*TASK TO CARRY OUT*. Reproduce all entries word for word.

Records from a data source
☆ ☆ ☆

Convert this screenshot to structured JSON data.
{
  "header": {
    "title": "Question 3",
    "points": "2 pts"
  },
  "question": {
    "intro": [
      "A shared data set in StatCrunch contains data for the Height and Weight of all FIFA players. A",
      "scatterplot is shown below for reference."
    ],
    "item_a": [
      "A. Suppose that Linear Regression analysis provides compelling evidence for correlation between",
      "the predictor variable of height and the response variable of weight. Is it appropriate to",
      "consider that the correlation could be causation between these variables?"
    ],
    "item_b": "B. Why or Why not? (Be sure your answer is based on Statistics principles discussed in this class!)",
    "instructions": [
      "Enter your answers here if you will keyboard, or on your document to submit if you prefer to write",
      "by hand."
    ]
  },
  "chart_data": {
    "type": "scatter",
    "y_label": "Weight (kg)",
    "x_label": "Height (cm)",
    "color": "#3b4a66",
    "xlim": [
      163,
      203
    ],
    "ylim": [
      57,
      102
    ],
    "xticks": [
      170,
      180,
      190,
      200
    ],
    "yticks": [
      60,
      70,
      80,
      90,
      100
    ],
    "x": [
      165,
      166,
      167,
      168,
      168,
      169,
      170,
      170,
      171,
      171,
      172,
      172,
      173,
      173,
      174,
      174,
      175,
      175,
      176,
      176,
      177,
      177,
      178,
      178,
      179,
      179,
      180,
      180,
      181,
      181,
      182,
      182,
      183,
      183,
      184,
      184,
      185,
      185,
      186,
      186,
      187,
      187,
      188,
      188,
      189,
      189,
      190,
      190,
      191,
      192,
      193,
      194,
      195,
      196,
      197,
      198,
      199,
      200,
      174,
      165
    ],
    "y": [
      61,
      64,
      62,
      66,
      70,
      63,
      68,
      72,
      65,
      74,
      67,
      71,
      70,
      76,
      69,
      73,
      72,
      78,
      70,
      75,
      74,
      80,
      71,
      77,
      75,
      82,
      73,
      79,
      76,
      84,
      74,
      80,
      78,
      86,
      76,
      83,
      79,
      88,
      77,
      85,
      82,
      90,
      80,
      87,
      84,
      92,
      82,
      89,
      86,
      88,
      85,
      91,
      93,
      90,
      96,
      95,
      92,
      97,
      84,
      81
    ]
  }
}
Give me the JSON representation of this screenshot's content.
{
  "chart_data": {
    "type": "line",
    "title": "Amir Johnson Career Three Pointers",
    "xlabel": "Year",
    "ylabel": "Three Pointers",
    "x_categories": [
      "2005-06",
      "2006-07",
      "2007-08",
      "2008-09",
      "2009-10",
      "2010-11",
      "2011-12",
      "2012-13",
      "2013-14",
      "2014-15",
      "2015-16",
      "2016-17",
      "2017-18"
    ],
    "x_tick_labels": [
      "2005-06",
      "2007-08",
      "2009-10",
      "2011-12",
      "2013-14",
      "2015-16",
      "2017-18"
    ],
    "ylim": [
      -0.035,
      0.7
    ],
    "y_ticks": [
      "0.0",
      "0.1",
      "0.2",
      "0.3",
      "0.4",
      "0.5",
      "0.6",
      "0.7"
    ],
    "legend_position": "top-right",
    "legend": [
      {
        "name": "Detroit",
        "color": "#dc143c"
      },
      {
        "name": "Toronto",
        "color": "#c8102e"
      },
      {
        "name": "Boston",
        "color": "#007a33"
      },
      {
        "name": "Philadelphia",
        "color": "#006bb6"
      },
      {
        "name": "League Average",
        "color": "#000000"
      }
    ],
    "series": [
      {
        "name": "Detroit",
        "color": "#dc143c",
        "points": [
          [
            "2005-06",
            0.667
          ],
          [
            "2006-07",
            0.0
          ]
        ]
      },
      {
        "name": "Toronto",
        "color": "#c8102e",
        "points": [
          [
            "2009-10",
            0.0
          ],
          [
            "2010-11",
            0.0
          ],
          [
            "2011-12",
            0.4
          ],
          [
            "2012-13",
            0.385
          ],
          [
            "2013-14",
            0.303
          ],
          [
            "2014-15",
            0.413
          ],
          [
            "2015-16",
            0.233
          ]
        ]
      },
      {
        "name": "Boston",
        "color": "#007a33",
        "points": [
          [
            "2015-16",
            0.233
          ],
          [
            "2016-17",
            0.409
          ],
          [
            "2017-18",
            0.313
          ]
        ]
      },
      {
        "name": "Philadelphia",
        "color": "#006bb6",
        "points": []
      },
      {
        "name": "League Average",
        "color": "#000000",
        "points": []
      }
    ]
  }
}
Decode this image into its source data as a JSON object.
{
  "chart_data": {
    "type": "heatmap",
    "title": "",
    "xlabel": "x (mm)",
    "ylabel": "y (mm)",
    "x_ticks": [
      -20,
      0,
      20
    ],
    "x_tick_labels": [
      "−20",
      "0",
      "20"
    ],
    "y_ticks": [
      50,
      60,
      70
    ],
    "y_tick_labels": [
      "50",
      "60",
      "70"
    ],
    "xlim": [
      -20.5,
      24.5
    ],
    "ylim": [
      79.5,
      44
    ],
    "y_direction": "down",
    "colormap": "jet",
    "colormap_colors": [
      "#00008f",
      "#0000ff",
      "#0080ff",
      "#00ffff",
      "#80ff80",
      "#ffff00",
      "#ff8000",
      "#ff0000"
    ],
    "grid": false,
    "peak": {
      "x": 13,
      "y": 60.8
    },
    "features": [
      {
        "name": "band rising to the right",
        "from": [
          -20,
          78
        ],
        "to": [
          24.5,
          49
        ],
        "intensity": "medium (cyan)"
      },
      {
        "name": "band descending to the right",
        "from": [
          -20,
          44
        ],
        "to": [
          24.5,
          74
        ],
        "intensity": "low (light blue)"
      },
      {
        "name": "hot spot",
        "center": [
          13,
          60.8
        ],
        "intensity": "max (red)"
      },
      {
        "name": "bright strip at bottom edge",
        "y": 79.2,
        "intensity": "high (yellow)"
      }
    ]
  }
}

☆ ☆ ☆

*PROBLEM SOLUTION*.
Convert this screenshot to structured JSON data.
{
  "header": {
    "title": "Question 3",
    "points": "2 pts"
  },
  "question": {
    "intro": [
      "A shared data set in StatCrunch contains data for the Height and Weight of all FIFA players. A",
      "scatterplot is shown below for reference."
    ],
    "item_a": [
      "A. Suppose that Linear Regression analysis provides compelling evidence for correlation between",
      "the predictor variable of height and the response variable of weight. Is it appropriate to",
      "consider that the correlation could be causation between these variables?"
    ],
    "item_b": "B. Why or Why not? (Be sure your answer is based on Statistics principles discussed in this class!)",
    "instructions": [
      "Enter your answers here if you will keyboard, or on your document to submit if you prefer to write",
      "by hand."
    ]
  },
  "chart_data": {
    "type": "scatter",
    "y_label": "Weight (kg)",
    "x_label": "Height (cm)",
    "color": "#3b4a66",
    "xlim": [
      163,
      203
    ],
    "ylim": [
      57,
      102
    ],
    "xticks": [
      170,
      180,
      190,
      200
    ],
    "yticks": [
      60,
      70,
      80,
      90,
      100
    ],
    "x": [
      165,
      166,
      167,
      168,
      168,
      169,
      170,
      170,
      171,
      171,
      172,
      172,
      173,
      173,
      174,
      174,
      175,
      175,
      176,
      176,
      177,
      177,
      178,
      178,
      179,
      179,
      180,
      180,
      181,
      181,
      182,
      182,
      183,
      183,
      184,
      184,
      185,
      185,
      186,
      186,
      187,
      187,
      188,
      188,
      189,
      189,
      190,
      190,
      191,
      192,
      193,
      194,
      195,
      196,
      197,
      198,
      199,
      200,
      174,
      165
    ],
    "y": [
      61,
      64,
      62,
      66,
      70,
      63,
      68,
      72,
      65,
      74,
      67,
      71,
      70,
      76,
      69,
      73,
      72,
      78,
      70,
      75,
      74,
      80,
      71,
      77,
      75,
      82,
      73,
      79,
      76,
      84,
      74,
      80,
      78,
      86,
      76,
      83,
      79,
      88,
      77,
      85,
      82,
      90,
      80,
      87,
      84,
      92,
      82,
      89,
      86,
      88,
      85,
      91,
      93,
      90,
      96,
      95,
      92,
      97,
      84,
      81
    ]
  }
}
Give me the JSON representation of this screenshot's content.
{
  "chart_data": {
    "type": "line",
    "title": "Amir Johnson Career Three Pointers",
    "xlabel": "Year",
    "ylabel": "Three Pointers",
    "x_categories": [
      "2005-06",
      "2006-07",
      "2007-08",
      "2008-09",
      "2009-10",
      "2010-11",
      "2011-12",
      "2012-13",
      "2013-14",
      "2014-15",
      "2015-16",
      "2016-17",
      "2017-18"
    ],
    "x_tick_labels": [
      "2005-06",
      "2007-08",
      "2009-10",
      "2011-12",
      "2013-14",
      "2015-16",
      "2017-18"
    ],
    "ylim": [
      -0.035,
      0.7
    ],
    "y_ticks": [
      "0.0",
      "0.1",
      "0.2",
      "0.3",
      "0.4",
      "0.5",
      "0.6",
      "0.7"
    ],
    "legend_position": "top-right",
    "legend": [
      {
        "name": "Detroit",
        "color": "#dc143c"
      },
      {
        "name": "Toronto",
        "color": "#c8102e"
      },
      {
        "name": "Boston",
        "color": "#007a33"
      },
      {
        "name": "Philadelphia",
        "color": "#006bb6"
      },
      {
        "name": "League Average",
        "color": "#000000"
      }
    ],
    "series": [
      {
        "name": "Detroit",
        "color": "#dc143c",
        "points": [
          [
            "2005-06",
            0.667
          ],
          [
            "2006-07",
            0.0
          ]
        ]
      },
      {
        "name": "Toronto",
        "color": "#c8102e",
        "points": [
          [
            "2009-10",
            0.0
          ],
          [
            "2010-11",
            0.0
          ],
          [
            "2011-12",
            0.4
          ],
          [
            "2012-13",
            0.385
          ],
          [
            "2013-14",
            0.303
          ],
          [
            "2014-15",
            0.413
          ],
          [
            "2015-16",
            0.233
          ]
        ]
      },
      {
        "name": "Boston",
        "color": "#007a33",
        "points": [
          [
            "2015-16",
            0.233
          ],
          [
            "2016-17",
            0.409
          ],
          [
            "2017-18",
            0.313
          ]
        ]
      },
      {
        "name": "Philadelphia",
        "color": "#006bb6",
        "points": []
      },
      {
        "name": "League Average",
        "color": "#000000",
        "points": []
      }
    ]
  }
}
Decode this image into its source data as a JSON object.
{
  "chart_data": {
    "type": "heatmap",
    "title": "",
    "xlabel": "x (mm)",
    "ylabel": "y (mm)",
    "x_ticks": [
      -20,
      0,
      20
    ],
    "x_tick_labels": [
      "−20",
      "0",
      "20"
    ],
    "y_ticks": [
      50,
      60,
      70
    ],
    "y_tick_labels": [
      "50",
      "60",
      "70"
    ],
    "xlim": [
      -20.5,
      24.5
    ],
    "ylim": [
      79.5,
      44
    ],
    "y_direction": "down",
    "colormap": "jet",
    "colormap_colors": [
      "#00008f",
      "#0000ff",
      "#0080ff",
      "#00ffff",
      "#80ff80",
      "#ffff00",
      "#ff8000",
      "#ff0000"
    ],
    "grid": false,
    "peak": {
      "x": 13,
      "y": 60.8
    },
    "features": [
      {
        "name": "band rising to the right",
        "from": [
          -20,
          78
        ],
        "to": [
          24.5,
          49
        ],
        "intensity": "medium (cyan)"
      },
      {
        "name": "band descending to the right",
        "from": [
          -20,
          44
        ],
        "to": [
          24.5,
          74
        ],
        "intensity": "low (light blue)"
      },
      {
        "name": "hot spot",
        "center": [
          13,
          60.8
        ],
        "intensity": "max (red)"
      },
      {
        "name": "bright strip at bottom edge",
        "y": 79.2,
        "intensity": "high (yellow)"
      }
    ]
  }
}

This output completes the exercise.